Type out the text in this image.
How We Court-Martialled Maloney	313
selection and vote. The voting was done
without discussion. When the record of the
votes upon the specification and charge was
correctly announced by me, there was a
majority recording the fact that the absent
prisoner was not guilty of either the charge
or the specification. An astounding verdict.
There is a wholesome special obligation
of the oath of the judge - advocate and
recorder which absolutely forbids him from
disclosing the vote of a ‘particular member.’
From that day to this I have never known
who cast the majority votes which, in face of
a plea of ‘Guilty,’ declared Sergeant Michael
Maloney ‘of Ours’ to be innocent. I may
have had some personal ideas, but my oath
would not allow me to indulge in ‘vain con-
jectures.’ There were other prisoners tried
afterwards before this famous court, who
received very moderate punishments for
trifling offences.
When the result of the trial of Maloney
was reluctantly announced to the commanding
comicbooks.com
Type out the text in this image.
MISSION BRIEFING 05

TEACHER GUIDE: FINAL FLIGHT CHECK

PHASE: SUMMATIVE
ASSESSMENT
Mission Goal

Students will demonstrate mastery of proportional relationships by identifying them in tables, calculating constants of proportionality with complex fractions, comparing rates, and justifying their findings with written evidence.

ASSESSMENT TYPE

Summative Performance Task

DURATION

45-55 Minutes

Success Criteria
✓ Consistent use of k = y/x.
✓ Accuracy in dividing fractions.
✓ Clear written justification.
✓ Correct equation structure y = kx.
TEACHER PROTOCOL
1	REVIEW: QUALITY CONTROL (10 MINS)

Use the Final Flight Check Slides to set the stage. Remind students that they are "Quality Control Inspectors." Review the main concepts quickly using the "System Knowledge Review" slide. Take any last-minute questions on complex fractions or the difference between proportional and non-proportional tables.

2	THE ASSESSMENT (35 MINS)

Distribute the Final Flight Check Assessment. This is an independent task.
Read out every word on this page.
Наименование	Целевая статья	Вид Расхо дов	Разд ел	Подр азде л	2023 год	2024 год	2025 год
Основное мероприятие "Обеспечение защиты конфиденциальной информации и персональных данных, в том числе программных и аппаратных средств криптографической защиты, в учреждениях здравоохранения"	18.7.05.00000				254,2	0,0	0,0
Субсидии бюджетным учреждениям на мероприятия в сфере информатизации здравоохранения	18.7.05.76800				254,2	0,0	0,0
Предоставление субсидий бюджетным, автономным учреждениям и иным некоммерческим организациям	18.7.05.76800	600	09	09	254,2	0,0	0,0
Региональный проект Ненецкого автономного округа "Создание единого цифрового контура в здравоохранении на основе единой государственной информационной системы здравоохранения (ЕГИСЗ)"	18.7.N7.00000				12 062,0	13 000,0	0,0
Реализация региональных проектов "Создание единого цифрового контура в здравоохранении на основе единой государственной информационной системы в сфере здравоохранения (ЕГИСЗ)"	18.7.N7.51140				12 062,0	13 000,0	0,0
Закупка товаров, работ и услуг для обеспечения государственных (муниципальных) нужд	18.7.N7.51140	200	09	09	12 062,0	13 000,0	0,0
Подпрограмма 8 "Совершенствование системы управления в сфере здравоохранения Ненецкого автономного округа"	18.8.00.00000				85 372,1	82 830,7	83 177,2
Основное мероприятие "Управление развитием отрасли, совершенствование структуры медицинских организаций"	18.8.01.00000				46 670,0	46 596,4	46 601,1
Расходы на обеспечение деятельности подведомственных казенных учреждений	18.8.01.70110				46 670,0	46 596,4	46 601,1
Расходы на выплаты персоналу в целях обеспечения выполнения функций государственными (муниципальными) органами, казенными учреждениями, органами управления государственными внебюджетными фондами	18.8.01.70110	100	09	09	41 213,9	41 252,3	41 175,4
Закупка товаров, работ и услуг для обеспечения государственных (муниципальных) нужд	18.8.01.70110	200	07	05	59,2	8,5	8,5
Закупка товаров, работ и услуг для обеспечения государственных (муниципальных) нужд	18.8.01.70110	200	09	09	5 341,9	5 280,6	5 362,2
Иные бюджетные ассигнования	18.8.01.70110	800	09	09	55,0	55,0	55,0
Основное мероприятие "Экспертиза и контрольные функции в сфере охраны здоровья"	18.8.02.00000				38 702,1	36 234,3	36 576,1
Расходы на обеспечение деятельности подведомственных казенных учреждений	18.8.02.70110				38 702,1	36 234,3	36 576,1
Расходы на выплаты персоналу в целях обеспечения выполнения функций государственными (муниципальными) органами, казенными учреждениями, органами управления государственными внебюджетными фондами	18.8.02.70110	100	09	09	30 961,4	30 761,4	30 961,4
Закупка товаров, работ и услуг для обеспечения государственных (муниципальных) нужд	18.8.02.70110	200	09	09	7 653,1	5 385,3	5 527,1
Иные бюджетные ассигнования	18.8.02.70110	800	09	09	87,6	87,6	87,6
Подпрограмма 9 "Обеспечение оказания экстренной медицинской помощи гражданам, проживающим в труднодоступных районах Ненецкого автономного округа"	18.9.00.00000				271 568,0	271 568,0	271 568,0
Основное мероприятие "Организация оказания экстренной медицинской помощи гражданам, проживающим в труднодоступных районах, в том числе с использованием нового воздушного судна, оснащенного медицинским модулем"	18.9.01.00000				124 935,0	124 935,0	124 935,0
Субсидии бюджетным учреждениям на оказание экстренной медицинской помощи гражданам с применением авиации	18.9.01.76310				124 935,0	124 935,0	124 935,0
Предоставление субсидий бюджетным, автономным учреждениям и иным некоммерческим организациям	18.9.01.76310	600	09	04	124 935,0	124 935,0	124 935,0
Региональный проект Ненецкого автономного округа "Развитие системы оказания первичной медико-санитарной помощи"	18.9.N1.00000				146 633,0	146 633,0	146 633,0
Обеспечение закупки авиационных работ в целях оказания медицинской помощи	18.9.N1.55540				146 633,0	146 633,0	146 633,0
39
☆ ☆ ☆ ☆ ☆ ☆ ☆
- _TASK BRIEF_:
Copy the data above exactly. Every line must be included.

- _ANSWER IN FULL_:
Type out the text in this image.
How We Court-Martialled Maloney	313
selection and vote. The voting was done
without discussion. When the record of the
votes upon the specification and charge was
correctly announced by me, there was a
majority recording the fact that the absent
prisoner was not guilty of either the charge
or the specification. An astounding verdict.
There is a wholesome special obligation
of the oath of the judge - advocate and
recorder which absolutely forbids him from
disclosing the vote of a ‘particular member.’
From that day to this I have never known
who cast the majority votes which, in face of
a plea of ‘Guilty,’ declared Sergeant Michael
Maloney ‘of Ours’ to be innocent. I may
have had some personal ideas, but my oath
would not allow me to indulge in ‘vain con-
jectures.’ There were other prisoners tried
afterwards before this famous court, who
received very moderate punishments for
trifling offences.
When the result of the trial of Maloney
was reluctantly announced to the commanding
comicbooks.com
Type out the text in this image.
MISSION BRIEFING 05

TEACHER GUIDE: FINAL FLIGHT CHECK

PHASE: SUMMATIVE
ASSESSMENT
Mission Goal

Students will demonstrate mastery of proportional relationships by identifying them in tables, calculating constants of proportionality with complex fractions, comparing rates, and justifying their findings with written evidence.

ASSESSMENT TYPE

Summative Performance Task

DURATION

45-55 Minutes

Success Criteria
✓ Consistent use of k = y/x.
✓ Accuracy in dividing fractions.
✓ Clear written justification.
✓ Correct equation structure y = kx.
TEACHER PROTOCOL
1	REVIEW: QUALITY CONTROL (10 MINS)

Use the Final Flight Check Slides to set the stage. Remind students that they are "Quality Control Inspectors." Review the main concepts quickly using the "System Knowledge Review" slide. Take any last-minute questions on complex fractions or the difference between proportional and non-proportional tables.

2	THE ASSESSMENT (35 MINS)

Distribute the Final Flight Check Assessment. This is an independent task.
Read out every word on this page.
Наименование	Целевая статья	Вид Расхо дов	Разд ел	Подр азде л	2023 год	2024 год	2025 год
Основное мероприятие "Обеспечение защиты конфиденциальной информации и персональных данных, в том числе программных и аппаратных средств криптографической защиты, в учреждениях здравоохранения"	18.7.05.00000				254,2	0,0	0,0
Субсидии бюджетным учреждениям на мероприятия в сфере информатизации здравоохранения	18.7.05.76800				254,2	0,0	0,0
Предоставление субсидий бюджетным, автономным учреждениям и иным некоммерческим организациям	18.7.05.76800	600	09	09	254,2	0,0	0,0
Региональный проект Ненецкого автономного округа "Создание единого цифрового контура в здравоохранении на основе единой государственной информационной системы здравоохранения (ЕГИСЗ)"	18.7.N7.00000				12 062,0	13 000,0	0,0
Реализация региональных проектов "Создание единого цифрового контура в здравоохранении на основе единой государственной информационной системы в сфере здравоохранения (ЕГИСЗ)"	18.7.N7.51140				12 062,0	13 000,0	0,0
Закупка товаров, работ и услуг для обеспечения государственных (муниципальных) нужд	18.7.N7.51140	200	09	09	12 062,0	13 000,0	0,0
Подпрограмма 8 "Совершенствование системы управления в сфере здравоохранения Ненецкого автономного округа"	18.8.00.00000				85 372,1	82 830,7	83 177,2
Основное мероприятие "Управление развитием отрасли, совершенствование структуры медицинских организаций"	18.8.01.00000				46 670,0	46 596,4	46 601,1
Расходы на обеспечение деятельности подведомственных казенных учреждений	18.8.01.70110				46 670,0	46 596,4	46 601,1
Расходы на выплаты персоналу в целях обеспечения выполнения функций государственными (муниципальными) органами, казенными учреждениями, органами управления государственными внебюджетными фондами	18.8.01.70110	100	09	09	41 213,9	41 252,3	41 175,4
Закупка товаров, работ и услуг для обеспечения государственных (муниципальных) нужд	18.8.01.70110	200	07	05	59,2	8,5	8,5
Закупка товаров, работ и услуг для обеспечения государственных (муниципальных) нужд	18.8.01.70110	200	09	09	5 341,9	5 280,6	5 362,2
Иные бюджетные ассигнования	18.8.01.70110	800	09	09	55,0	55,0	55,0
Основное мероприятие "Экспертиза и контрольные функции в сфере охраны здоровья"	18.8.02.00000				38 702,1	36 234,3	36 576,1
Расходы на обеспечение деятельности подведомственных казенных учреждений	18.8.02.70110				38 702,1	36 234,3	36 576,1
Расходы на выплаты персоналу в целях обеспечения выполнения функций государственными (муниципальными) органами, казенными учреждениями, органами управления государственными внебюджетными фондами	18.8.02.70110	100	09	09	30 961,4	30 761,4	30 961,4
Закупка товаров, работ и услуг для обеспечения государственных (муниципальных) нужд	18.8.02.70110	200	09	09	7 653,1	5 385,3	5 527,1
Иные бюджетные ассигнования	18.8.02.70110	800	09	09	87,6	87,6	87,6
Подпрограмма 9 "Обеспечение оказания экстренной медицинской помощи гражданам, проживающим в труднодоступных районах Ненецкого автономного округа"	18.9.00.00000				271 568,0	271 568,0	271 568,0
Основное мероприятие "Организация оказания экстренной медицинской помощи гражданам, проживающим в труднодоступных районах, в том числе с использованием нового воздушного судна, оснащенного медицинским модулем"	18.9.01.00000				124 935,0	124 935,0	124 935,0
Субсидии бюджетным учреждениям на оказание экстренной медицинской помощи гражданам с применением авиации	18.9.01.76310				124 935,0	124 935,0	124 935,0
Предоставление субсидий бюджетным, автономным учреждениям и иным некоммерческим организациям	18.9.01.76310	600	09	04	124 935,0	124 935,0	124 935,0
Региональный проект Ненецкого автономного округа "Развитие системы оказания первичной медико-санитарной помощи"	18.9.N1.00000				146 633,0	146 633,0	146 633,0
Обеспечение закупки авиационных работ в целях оказания медицинской помощи	18.9.N1.55540				146 633,0	146 633,0	146 633,0
39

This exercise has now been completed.